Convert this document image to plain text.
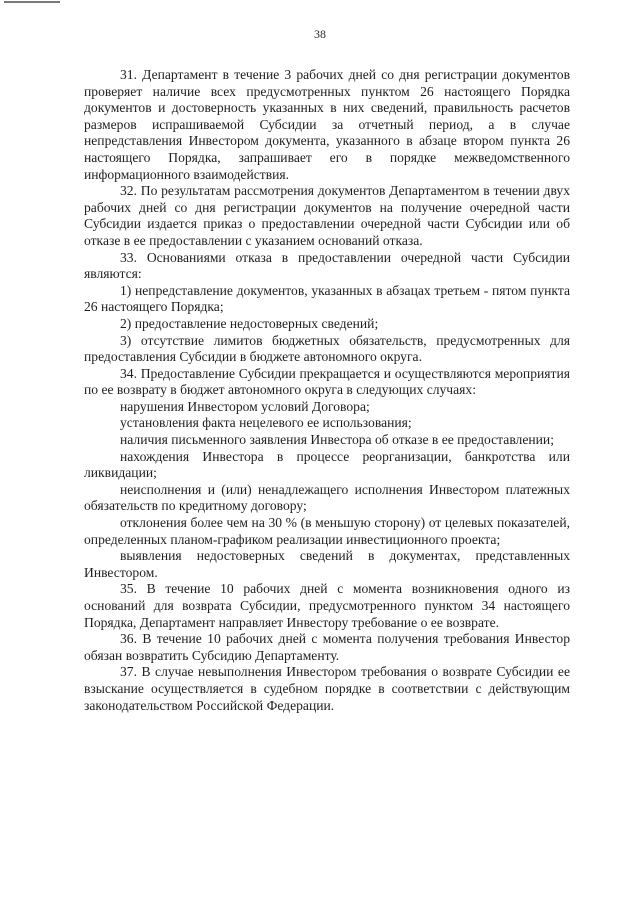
38

31. Департамент в течение 3 рабочих дней со дня регистрации документов проверяет наличие всех предусмотренных пунктом 26 настоящего Порядка документов и достоверность указанных в них сведений, правильность расчетов размеров испрашиваемой Субсидии за отчетный период, а в случае непредставления Инвестором документа, указанного в абзаце втором пункта 26 настоящего Порядка, запрашивает его в порядке межведомственного информационного взаимодействия.

32. По результатам рассмотрения документов Департаментом в течении двух рабочих дней со дня регистрации документов на получение очередной части Субсидии издается приказ о предоставлении очередной части Субсидии или об отказе в ее предоставлении с указанием оснований отказа.

33. Основаниями отказа в предоставлении очередной части Субсидии являются:

1) непредставление документов, указанных в абзацах третьем - пятом пункта 26 настоящего Порядка;

2) предоставление недостоверных сведений;

3) отсутствие лимитов бюджетных обязательств, предусмотренных для предоставления Субсидии в бюджете автономного округа.

34. Предоставление Субсидии прекращается и осуществляются мероприятия по ее возврату в бюджет автономного округа в следующих случаях:

нарушения Инвестором условий Договора;

установления факта нецелевого ее использования;

наличия письменного заявления Инвестора об отказе в ее предоставлении;

нахождения Инвестора в процессе реорганизации, банкротства или ликвидации;

неисполнения и (или) ненадлежащего исполнения Инвестором платежных обязательств по кредитному договору;

отклонения более чем на 30 % (в меньшую сторону) от целевых показателей, определенных планом-графиком реализации инвестиционного проекта;

выявления недостоверных сведений в документах, представленных Инвестором.

35. В течение 10 рабочих дней с момента возникновения одного из оснований для возврата Субсидии, предусмотренного пунктом 34 настоящего Порядка, Департамент направляет Инвестору требование о ее возврате.

36. В течение 10 рабочих дней с момента получения требования Инвестор обязан возвратить Субсидию Департаменту.

37. В случае невыполнения Инвестором требования о возврате Субсидии ее взыскание осуществляется в судебном порядке в соответствии с действующим законодательством Российской Федерации.
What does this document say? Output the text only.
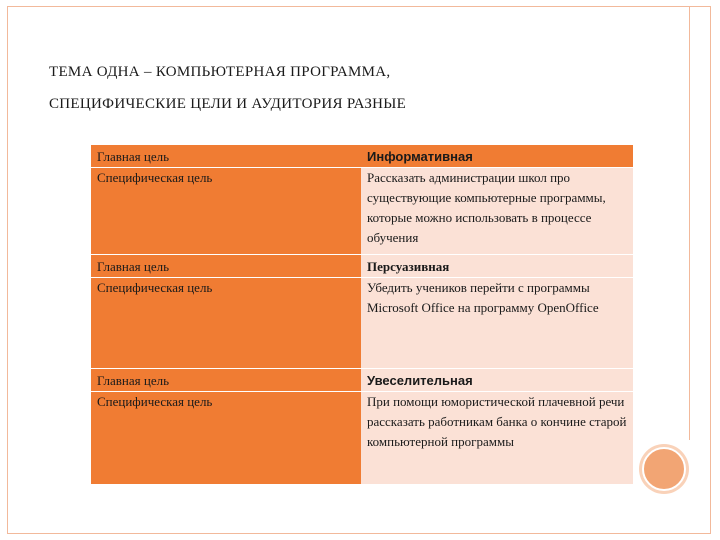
ТЕМА ОДНА – КОМПЬЮТЕРНАЯ ПРОГРАММА,
СПЕЦИФИЧЕСКИЕ ЦЕЛИ И АУДИТОРИЯ РАЗНЫЕ
Главная цель	Информативная
Специфическая цель	Рассказать администрации школ про существующие компьютерные программы, которые можно использовать в процессе обучения
Главная цель	Персуазивная
Специфическая цель	Убедить учеников перейти с программы Microsoft Office на программу OpenOffice
Главная цель	Увеселительная
Специфическая цель	При помощи юмористической плачевной речи рассказать работникам банка о кончине старой компьютерной программы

++++++++

Brief:
Identify the lines of the data that contain the word "отказа". Copy each of them.

Result for this task:
32. По результатам рассмотрения документов Департаментом в течении двух рабочих дней со дня регистрации документов на получение очередной части Субсидии издается приказ о предоставлении очередной части Субсидии или об отказе в ее предоставлении с указанием оснований отказа.
33. Основаниями отказа в предоставлении очередной части Субсидии являются:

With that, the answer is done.